[Figure contents as structured data]
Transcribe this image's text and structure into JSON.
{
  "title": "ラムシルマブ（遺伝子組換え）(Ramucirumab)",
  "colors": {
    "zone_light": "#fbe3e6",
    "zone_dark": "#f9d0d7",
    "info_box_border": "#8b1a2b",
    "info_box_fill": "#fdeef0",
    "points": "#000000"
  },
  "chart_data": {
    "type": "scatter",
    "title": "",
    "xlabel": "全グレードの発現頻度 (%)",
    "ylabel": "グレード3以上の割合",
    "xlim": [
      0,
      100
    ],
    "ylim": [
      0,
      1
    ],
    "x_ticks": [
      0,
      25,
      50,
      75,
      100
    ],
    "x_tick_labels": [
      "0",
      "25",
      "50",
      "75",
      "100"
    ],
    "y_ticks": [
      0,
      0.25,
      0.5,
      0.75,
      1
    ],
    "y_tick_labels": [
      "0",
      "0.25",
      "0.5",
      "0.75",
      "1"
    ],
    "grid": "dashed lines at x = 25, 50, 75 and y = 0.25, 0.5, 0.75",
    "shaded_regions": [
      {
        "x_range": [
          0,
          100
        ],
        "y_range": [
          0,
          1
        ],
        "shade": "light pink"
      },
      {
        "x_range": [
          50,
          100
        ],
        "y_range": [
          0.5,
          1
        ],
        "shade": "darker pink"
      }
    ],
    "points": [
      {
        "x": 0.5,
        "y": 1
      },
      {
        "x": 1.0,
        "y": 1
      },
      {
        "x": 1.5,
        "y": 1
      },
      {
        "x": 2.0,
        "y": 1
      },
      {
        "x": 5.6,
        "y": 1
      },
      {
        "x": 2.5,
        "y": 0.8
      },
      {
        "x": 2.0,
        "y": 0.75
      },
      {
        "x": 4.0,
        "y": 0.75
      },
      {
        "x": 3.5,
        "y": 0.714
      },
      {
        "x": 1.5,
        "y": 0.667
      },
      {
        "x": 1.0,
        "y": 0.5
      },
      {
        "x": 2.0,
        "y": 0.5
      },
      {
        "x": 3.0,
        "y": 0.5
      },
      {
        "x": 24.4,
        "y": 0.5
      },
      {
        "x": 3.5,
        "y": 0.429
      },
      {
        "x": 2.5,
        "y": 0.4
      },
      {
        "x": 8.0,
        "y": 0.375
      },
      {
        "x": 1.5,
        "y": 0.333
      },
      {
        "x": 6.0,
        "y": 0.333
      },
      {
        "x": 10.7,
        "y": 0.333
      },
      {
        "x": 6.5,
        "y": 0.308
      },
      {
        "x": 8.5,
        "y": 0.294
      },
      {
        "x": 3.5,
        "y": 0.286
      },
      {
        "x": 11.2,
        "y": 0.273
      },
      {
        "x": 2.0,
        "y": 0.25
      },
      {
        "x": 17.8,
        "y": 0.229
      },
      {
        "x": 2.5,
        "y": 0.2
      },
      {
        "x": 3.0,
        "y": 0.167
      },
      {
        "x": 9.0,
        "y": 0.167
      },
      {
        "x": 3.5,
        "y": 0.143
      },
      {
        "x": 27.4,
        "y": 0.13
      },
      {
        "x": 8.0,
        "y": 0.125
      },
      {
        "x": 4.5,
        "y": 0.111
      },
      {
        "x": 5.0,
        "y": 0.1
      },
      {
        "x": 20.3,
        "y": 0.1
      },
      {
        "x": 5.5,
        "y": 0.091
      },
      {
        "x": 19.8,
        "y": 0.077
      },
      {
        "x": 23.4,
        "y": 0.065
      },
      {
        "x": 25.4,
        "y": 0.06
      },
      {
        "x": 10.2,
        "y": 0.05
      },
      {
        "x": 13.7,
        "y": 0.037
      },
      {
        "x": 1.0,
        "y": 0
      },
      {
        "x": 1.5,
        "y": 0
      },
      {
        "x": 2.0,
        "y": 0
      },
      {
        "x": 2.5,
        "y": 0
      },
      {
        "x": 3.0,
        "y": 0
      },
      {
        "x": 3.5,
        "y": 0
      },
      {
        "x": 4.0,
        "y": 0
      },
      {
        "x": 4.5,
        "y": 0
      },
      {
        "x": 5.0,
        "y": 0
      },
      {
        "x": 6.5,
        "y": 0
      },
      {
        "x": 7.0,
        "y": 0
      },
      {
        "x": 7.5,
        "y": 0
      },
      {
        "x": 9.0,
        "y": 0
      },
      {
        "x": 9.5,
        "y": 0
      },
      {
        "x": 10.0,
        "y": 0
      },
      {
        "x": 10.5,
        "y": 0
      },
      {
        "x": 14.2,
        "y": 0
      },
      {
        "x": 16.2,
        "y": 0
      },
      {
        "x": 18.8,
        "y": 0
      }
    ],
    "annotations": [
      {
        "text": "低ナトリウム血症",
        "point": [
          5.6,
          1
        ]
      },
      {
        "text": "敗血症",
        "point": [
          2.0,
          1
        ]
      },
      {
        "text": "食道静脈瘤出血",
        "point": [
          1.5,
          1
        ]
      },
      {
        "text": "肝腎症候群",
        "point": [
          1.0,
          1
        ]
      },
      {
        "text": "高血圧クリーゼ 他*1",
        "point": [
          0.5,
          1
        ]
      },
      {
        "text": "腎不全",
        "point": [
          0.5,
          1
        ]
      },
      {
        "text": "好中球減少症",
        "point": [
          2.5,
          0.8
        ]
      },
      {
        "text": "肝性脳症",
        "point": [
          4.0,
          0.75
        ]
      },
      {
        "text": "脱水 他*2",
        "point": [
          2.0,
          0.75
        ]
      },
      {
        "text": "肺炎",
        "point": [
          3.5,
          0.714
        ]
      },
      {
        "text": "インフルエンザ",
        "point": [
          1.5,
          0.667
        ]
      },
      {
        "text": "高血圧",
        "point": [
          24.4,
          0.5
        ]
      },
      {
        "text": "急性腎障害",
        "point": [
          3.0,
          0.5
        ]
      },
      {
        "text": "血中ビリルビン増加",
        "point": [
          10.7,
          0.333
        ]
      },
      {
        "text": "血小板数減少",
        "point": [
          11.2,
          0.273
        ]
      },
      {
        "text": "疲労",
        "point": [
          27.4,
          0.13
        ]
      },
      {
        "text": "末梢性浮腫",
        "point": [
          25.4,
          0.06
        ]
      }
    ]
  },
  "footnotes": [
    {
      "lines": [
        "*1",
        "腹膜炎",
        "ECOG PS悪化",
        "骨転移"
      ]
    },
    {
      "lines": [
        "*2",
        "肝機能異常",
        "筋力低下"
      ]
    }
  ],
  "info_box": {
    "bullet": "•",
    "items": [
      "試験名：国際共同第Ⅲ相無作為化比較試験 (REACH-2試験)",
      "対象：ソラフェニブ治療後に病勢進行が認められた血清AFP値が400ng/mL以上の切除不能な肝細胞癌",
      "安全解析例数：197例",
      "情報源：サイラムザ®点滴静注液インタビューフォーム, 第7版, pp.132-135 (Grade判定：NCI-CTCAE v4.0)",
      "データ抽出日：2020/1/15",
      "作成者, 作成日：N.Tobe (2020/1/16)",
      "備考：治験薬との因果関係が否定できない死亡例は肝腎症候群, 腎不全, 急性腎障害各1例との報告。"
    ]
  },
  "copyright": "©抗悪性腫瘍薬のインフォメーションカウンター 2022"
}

* WORK TO BE COMPLETED: Reproduce all of the entries word for word.

* ANSWER TO THE PROBLEM:
Transcribe this image's text and structure into JSON.
{
  "title": "ラムシルマブ（遺伝子組換え）(Ramucirumab)",
  "colors": {
    "zone_light": "#fbe3e6",
    "zone_dark": "#f9d0d7",
    "info_box_border": "#8b1a2b",
    "info_box_fill": "#fdeef0",
    "points": "#000000"
  },
  "chart_data": {
    "type": "scatter",
    "title": "",
    "xlabel": "全グレードの発現頻度 (%)",
    "ylabel": "グレード3以上の割合",
    "xlim": [
      0,
      100
    ],
    "ylim": [
      0,
      1
    ],
    "x_ticks": [
      0,
      25,
      50,
      75,
      100
    ],
    "x_tick_labels": [
      "0",
      "25",
      "50",
      "75",
      "100"
    ],
    "y_ticks": [
      0,
      0.25,
      0.5,
      0.75,
      1
    ],
    "y_tick_labels": [
      "0",
      "0.25",
      "0.5",
      "0.75",
      "1"
    ],
    "grid": "dashed lines at x = 25, 50, 75 and y = 0.25, 0.5, 0.75",
    "shaded_regions": [
      {
        "x_range": [
          0,
          100
        ],
        "y_range": [
          0,
          1
        ],
        "shade": "light pink"
      },
      {
        "x_range": [
          50,
          100
        ],
        "y_range": [
          0.5,
          1
        ],
        "shade": "darker pink"
      }
    ],
    "points": [
      {
        "x": 0.5,
        "y": 1
      },
      {
        "x": 1.0,
        "y": 1
      },
      {
        "x": 1.5,
        "y": 1
      },
      {
        "x": 2.0,
        "y": 1
      },
      {
        "x": 5.6,
        "y": 1
      },
      {
        "x": 2.5,
        "y": 0.8
      },
      {
        "x": 2.0,
        "y": 0.75
      },
      {
        "x": 4.0,
        "y": 0.75
      },
      {
        "x": 3.5,
        "y": 0.714
      },
      {
        "x": 1.5,
        "y": 0.667
      },
      {
        "x": 1.0,
        "y": 0.5
      },
      {
        "x": 2.0,
        "y": 0.5
      },
      {
        "x": 3.0,
        "y": 0.5
      },
      {
        "x": 24.4,
        "y": 0.5
      },
      {
        "x": 3.5,
        "y": 0.429
      },
      {
        "x": 2.5,
        "y": 0.4
      },
      {
        "x": 8.0,
        "y": 0.375
      },
      {
        "x": 1.5,
        "y": 0.333
      },
      {
        "x": 6.0,
        "y": 0.333
      },
      {
        "x": 10.7,
        "y": 0.333
      },
      {
        "x": 6.5,
        "y": 0.308
      },
      {
        "x": 8.5,
        "y": 0.294
      },
      {
        "x": 3.5,
        "y": 0.286
      },
      {
        "x": 11.2,
        "y": 0.273
      },
      {
        "x": 2.0,
        "y": 0.25
      },
      {
        "x": 17.8,
        "y": 0.229
      },
      {
        "x": 2.5,
        "y": 0.2
      },
      {
        "x": 3.0,
        "y": 0.167
      },
      {
        "x": 9.0,
        "y": 0.167
      },
      {
        "x": 3.5,
        "y": 0.143
      },
      {
        "x": 27.4,
        "y": 0.13
      },
      {
        "x": 8.0,
        "y": 0.125
      },
      {
        "x": 4.5,
        "y": 0.111
      },
      {
        "x": 5.0,
        "y": 0.1
      },
      {
        "x": 20.3,
        "y": 0.1
      },
      {
        "x": 5.5,
        "y": 0.091
      },
      {
        "x": 19.8,
        "y": 0.077
      },
      {
        "x": 23.4,
        "y": 0.065
      },
      {
        "x": 25.4,
        "y": 0.06
      },
      {
        "x": 10.2,
        "y": 0.05
      },
      {
        "x": 13.7,
        "y": 0.037
      },
      {
        "x": 1.0,
        "y": 0
      },
      {
        "x": 1.5,
        "y": 0
      },
      {
        "x": 2.0,
        "y": 0
      },
      {
        "x": 2.5,
        "y": 0
      },
      {
        "x": 3.0,
        "y": 0
      },
      {
        "x": 3.5,
        "y": 0
      },
      {
        "x": 4.0,
        "y": 0
      },
      {
        "x": 4.5,
        "y": 0
      },
      {
        "x": 5.0,
        "y": 0
      },
      {
        "x": 6.5,
        "y": 0
      },
      {
        "x": 7.0,
        "y": 0
      },
      {
        "x": 7.5,
        "y": 0
      },
      {
        "x": 9.0,
        "y": 0
      },
      {
        "x": 9.5,
        "y": 0
      },
      {
        "x": 10.0,
        "y": 0
      },
      {
        "x": 10.5,
        "y": 0
      },
      {
        "x": 14.2,
        "y": 0
      },
      {
        "x": 16.2,
        "y": 0
      },
      {
        "x": 18.8,
        "y": 0
      }
    ],
    "annotations": [
      {
        "text": "低ナトリウム血症",
        "point": [
          5.6,
          1
        ]
      },
      {
        "text": "敗血症",
        "point": [
          2.0,
          1
        ]
      },
      {
        "text": "食道静脈瘤出血",
        "point": [
          1.5,
          1
        ]
      },
      {
        "text": "肝腎症候群",
        "point": [
          1.0,
          1
        ]
      },
      {
        "text": "高血圧クリーゼ 他*1",
        "point": [
          0.5,
          1
        ]
      },
      {
        "text": "腎不全",
        "point": [
          0.5,
          1
        ]
      },
      {
        "text": "好中球減少症",
        "point": [
          2.5,
          0.8
        ]
      },
      {
        "text": "肝性脳症",
        "point": [
          4.0,
          0.75
        ]
      },
      {
        "text": "脱水 他*2",
        "point": [
          2.0,
          0.75
        ]
      },
      {
        "text": "肺炎",
        "point": [
          3.5,
          0.714
        ]
      },
      {
        "text": "インフルエンザ",
        "point": [
          1.5,
          0.667
        ]
      },
      {
        "text": "高血圧",
        "point": [
          24.4,
          0.5
        ]
      },
      {
        "text": "急性腎障害",
        "point": [
          3.0,
          0.5
        ]
      },
      {
        "text": "血中ビリルビン増加",
        "point": [
          10.7,
          0.333
        ]
      },
      {
        "text": "血小板数減少",
        "point": [
          11.2,
          0.273
        ]
      },
      {
        "text": "疲労",
        "point": [
          27.4,
          0.13
        ]
      },
      {
        "text": "末梢性浮腫",
        "point": [
          25.4,
          0.06
        ]
      }
    ]
  },
  "footnotes": [
    {
      "lines": [
        "*1",
        "腹膜炎",
        "ECOG PS悪化",
        "骨転移"
      ]
    },
    {
      "lines": [
        "*2",
        "肝機能異常",
        "筋力低下"
      ]
    }
  ],
  "info_box": {
    "bullet": "•",
    "items": [
      "試験名：国際共同第Ⅲ相無作為化比較試験 (REACH-2試験)",
      "対象：ソラフェニブ治療後に病勢進行が認められた血清AFP値が400ng/mL以上の切除不能な肝細胞癌",
      "安全解析例数：197例",
      "情報源：サイラムザ®点滴静注液インタビューフォーム, 第7版, pp.132-135 (Grade判定：NCI-CTCAE v4.0)",
      "データ抽出日：2020/1/15",
      "作成者, 作成日：N.Tobe (2020/1/16)",
      "備考：治験薬との因果関係が否定できない死亡例は肝腎症候群, 腎不全, 急性腎障害各1例との報告。"
    ]
  },
  "copyright": "©抗悪性腫瘍薬のインフォメーションカウンター 2022"
}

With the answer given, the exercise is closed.